> Records shown:
>>>
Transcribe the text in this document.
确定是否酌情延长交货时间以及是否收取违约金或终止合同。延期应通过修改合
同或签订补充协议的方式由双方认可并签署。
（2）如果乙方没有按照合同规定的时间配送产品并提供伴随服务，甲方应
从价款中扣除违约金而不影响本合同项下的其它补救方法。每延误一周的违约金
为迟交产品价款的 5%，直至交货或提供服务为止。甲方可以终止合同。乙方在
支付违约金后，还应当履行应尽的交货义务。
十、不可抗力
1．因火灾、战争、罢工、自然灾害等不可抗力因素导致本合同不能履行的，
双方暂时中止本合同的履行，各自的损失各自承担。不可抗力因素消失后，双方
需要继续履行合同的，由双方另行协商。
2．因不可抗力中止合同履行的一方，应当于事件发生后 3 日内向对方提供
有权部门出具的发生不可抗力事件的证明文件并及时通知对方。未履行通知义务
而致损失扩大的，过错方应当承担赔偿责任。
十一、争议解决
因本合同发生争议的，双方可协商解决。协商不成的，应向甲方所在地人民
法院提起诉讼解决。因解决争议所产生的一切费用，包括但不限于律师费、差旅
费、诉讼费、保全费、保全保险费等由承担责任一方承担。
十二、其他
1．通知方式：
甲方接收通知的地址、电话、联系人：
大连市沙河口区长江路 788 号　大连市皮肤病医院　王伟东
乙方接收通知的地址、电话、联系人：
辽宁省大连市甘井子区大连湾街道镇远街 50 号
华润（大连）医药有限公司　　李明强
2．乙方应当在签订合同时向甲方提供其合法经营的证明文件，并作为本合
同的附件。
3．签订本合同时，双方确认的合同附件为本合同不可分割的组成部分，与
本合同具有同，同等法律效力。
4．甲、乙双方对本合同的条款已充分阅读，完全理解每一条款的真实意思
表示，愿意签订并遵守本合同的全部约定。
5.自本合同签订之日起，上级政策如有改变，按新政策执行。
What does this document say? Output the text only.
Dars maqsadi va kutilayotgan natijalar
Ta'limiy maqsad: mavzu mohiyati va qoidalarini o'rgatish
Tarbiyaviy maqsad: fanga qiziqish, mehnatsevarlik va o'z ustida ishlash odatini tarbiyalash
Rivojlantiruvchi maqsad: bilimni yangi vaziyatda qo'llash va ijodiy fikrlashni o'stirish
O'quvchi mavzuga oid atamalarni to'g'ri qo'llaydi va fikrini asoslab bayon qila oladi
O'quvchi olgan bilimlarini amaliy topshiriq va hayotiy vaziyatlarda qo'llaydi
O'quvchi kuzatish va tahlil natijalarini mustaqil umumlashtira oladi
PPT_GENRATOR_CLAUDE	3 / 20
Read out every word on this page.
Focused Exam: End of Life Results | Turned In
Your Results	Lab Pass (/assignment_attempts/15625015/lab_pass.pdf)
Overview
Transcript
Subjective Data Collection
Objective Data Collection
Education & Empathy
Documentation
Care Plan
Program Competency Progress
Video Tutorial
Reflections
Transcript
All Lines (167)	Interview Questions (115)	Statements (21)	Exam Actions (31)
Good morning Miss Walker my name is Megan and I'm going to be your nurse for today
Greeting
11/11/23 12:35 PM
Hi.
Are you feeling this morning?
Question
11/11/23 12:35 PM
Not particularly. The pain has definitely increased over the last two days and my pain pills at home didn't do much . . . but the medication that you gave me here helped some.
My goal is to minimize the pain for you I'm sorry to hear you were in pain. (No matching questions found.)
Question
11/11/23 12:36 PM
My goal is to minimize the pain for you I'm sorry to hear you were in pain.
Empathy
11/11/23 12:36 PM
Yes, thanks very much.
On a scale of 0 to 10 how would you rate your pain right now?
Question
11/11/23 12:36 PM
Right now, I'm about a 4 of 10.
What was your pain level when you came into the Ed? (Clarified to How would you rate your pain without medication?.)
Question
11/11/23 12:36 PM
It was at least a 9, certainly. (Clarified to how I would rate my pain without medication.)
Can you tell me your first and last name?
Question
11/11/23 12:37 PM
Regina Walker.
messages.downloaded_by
<<<
> What to do:
Search the records for the string "sorry" and return every line in which it occurs.

> Exercise output:
My goal is to minimize the pain for you I'm sorry to hear you were in pain. (No matching questions found.)
My goal is to minimize the pain for you I'm sorry to hear you were in pain.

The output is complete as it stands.